→ **TASK GOAL**
Write out every line of the material exactly as it appears.

#####

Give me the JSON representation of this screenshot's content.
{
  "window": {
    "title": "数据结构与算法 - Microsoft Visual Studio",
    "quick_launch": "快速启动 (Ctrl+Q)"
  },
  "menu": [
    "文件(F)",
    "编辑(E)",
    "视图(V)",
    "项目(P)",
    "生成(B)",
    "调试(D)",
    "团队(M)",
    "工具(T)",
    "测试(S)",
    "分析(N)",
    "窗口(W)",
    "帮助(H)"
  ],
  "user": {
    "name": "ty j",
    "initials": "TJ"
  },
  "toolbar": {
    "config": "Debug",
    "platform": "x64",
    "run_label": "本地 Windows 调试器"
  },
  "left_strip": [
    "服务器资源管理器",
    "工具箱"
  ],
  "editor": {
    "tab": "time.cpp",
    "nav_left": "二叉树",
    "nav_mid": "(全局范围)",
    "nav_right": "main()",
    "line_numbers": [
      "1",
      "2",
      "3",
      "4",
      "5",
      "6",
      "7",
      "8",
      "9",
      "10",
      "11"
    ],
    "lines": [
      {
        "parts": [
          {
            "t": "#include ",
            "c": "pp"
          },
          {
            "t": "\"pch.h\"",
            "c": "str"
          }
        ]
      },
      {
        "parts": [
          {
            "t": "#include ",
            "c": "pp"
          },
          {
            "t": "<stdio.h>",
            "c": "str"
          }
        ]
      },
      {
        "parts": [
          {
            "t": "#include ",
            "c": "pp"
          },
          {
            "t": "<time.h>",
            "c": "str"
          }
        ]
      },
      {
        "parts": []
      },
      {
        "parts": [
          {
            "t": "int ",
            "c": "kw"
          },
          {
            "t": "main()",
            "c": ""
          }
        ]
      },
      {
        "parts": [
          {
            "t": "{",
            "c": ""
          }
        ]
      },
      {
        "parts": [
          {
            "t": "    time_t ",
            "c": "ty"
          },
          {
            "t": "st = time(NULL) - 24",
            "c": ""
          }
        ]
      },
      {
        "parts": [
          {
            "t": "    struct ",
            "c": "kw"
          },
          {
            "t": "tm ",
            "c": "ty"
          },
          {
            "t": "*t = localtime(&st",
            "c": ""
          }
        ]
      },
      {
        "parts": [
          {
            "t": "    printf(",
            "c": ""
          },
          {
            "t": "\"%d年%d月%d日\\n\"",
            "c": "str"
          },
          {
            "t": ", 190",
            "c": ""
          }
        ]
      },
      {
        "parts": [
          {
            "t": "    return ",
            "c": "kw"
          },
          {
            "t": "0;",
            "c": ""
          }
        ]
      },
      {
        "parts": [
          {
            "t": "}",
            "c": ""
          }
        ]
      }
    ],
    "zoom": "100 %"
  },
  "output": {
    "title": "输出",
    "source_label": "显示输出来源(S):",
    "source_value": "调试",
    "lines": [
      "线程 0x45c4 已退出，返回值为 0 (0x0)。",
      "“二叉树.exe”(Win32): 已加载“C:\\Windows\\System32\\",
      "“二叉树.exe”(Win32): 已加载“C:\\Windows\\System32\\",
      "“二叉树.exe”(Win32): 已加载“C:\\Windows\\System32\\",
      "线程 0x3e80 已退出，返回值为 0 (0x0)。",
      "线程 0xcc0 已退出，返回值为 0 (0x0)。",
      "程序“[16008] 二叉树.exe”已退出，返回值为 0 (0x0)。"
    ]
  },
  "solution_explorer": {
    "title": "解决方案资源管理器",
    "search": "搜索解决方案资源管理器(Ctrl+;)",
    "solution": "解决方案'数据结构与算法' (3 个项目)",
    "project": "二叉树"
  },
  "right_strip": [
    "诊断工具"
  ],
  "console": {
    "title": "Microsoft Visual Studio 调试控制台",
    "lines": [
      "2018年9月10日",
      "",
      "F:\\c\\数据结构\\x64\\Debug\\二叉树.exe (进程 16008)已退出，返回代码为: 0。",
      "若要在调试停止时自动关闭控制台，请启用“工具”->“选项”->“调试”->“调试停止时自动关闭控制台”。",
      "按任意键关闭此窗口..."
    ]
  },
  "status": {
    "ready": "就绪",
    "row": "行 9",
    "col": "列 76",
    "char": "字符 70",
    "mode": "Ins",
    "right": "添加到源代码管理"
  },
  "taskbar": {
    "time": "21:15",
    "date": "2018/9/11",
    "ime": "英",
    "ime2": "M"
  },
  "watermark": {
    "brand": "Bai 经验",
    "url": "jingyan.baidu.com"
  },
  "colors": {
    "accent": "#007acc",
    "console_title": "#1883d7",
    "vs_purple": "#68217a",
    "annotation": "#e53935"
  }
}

#####

→ **TASK OUTPUT**
Give me the JSON representation of this screenshot's content.
{
  "window": {
    "title": "数据结构与算法 - Microsoft Visual Studio",
    "quick_launch": "快速启动 (Ctrl+Q)"
  },
  "menu": [
    "文件(F)",
    "编辑(E)",
    "视图(V)",
    "项目(P)",
    "生成(B)",
    "调试(D)",
    "团队(M)",
    "工具(T)",
    "测试(S)",
    "分析(N)",
    "窗口(W)",
    "帮助(H)"
  ],
  "user": {
    "name": "ty j",
    "initials": "TJ"
  },
  "toolbar": {
    "config": "Debug",
    "platform": "x64",
    "run_label": "本地 Windows 调试器"
  },
  "left_strip": [
    "服务器资源管理器",
    "工具箱"
  ],
  "editor": {
    "tab": "time.cpp",
    "nav_left": "二叉树",
    "nav_mid": "(全局范围)",
    "nav_right": "main()",
    "line_numbers": [
      "1",
      "2",
      "3",
      "4",
      "5",
      "6",
      "7",
      "8",
      "9",
      "10",
      "11"
    ],
    "lines": [
      {
        "parts": [
          {
            "t": "#include ",
            "c": "pp"
          },
          {
            "t": "\"pch.h\"",
            "c": "str"
          }
        ]
      },
      {
        "parts": [
          {
            "t": "#include ",
            "c": "pp"
          },
          {
            "t": "<stdio.h>",
            "c": "str"
          }
        ]
      },
      {
        "parts": [
          {
            "t": "#include ",
            "c": "pp"
          },
          {
            "t": "<time.h>",
            "c": "str"
          }
        ]
      },
      {
        "parts": []
      },
      {
        "parts": [
          {
            "t": "int ",
            "c": "kw"
          },
          {
            "t": "main()",
            "c": ""
          }
        ]
      },
      {
        "parts": [
          {
            "t": "{",
            "c": ""
          }
        ]
      },
      {
        "parts": [
          {
            "t": "    time_t ",
            "c": "ty"
          },
          {
            "t": "st = time(NULL) - 24",
            "c": ""
          }
        ]
      },
      {
        "parts": [
          {
            "t": "    struct ",
            "c": "kw"
          },
          {
            "t": "tm ",
            "c": "ty"
          },
          {
            "t": "*t = localtime(&st",
            "c": ""
          }
        ]
      },
      {
        "parts": [
          {
            "t": "    printf(",
            "c": ""
          },
          {
            "t": "\"%d年%d月%d日\\n\"",
            "c": "str"
          },
          {
            "t": ", 190",
            "c": ""
          }
        ]
      },
      {
        "parts": [
          {
            "t": "    return ",
            "c": "kw"
          },
          {
            "t": "0;",
            "c": ""
          }
        ]
      },
      {
        "parts": [
          {
            "t": "}",
            "c": ""
          }
        ]
      }
    ],
    "zoom": "100 %"
  },
  "output": {
    "title": "输出",
    "source_label": "显示输出来源(S):",
    "source_value": "调试",
    "lines": [
      "线程 0x45c4 已退出，返回值为 0 (0x0)。",
      "“二叉树.exe”(Win32): 已加载“C:\\Windows\\System32\\",
      "“二叉树.exe”(Win32): 已加载“C:\\Windows\\System32\\",
      "“二叉树.exe”(Win32): 已加载“C:\\Windows\\System32\\",
      "线程 0x3e80 已退出，返回值为 0 (0x0)。",
      "线程 0xcc0 已退出，返回值为 0 (0x0)。",
      "程序“[16008] 二叉树.exe”已退出，返回值为 0 (0x0)。"
    ]
  },
  "solution_explorer": {
    "title": "解决方案资源管理器",
    "search": "搜索解决方案资源管理器(Ctrl+;)",
    "solution": "解决方案'数据结构与算法' (3 个项目)",
    "project": "二叉树"
  },
  "right_strip": [
    "诊断工具"
  ],
  "console": {
    "title": "Microsoft Visual Studio 调试控制台",
    "lines": [
      "2018年9月10日",
      "",
      "F:\\c\\数据结构\\x64\\Debug\\二叉树.exe (进程 16008)已退出，返回代码为: 0。",
      "若要在调试停止时自动关闭控制台，请启用“工具”->“选项”->“调试”->“调试停止时自动关闭控制台”。",
      "按任意键关闭此窗口..."
    ]
  },
  "status": {
    "ready": "就绪",
    "row": "行 9",
    "col": "列 76",
    "char": "字符 70",
    "mode": "Ins",
    "right": "添加到源代码管理"
  },
  "taskbar": {
    "time": "21:15",
    "date": "2018/9/11",
    "ime": "英",
    "ime2": "M"
  },
  "watermark": {
    "brand": "Bai 经验",
    "url": "jingyan.baidu.com"
  },
  "colors": {
    "accent": "#007acc",
    "console_title": "#1883d7",
    "vs_purple": "#68217a",
    "annotation": "#e53935"
  }
}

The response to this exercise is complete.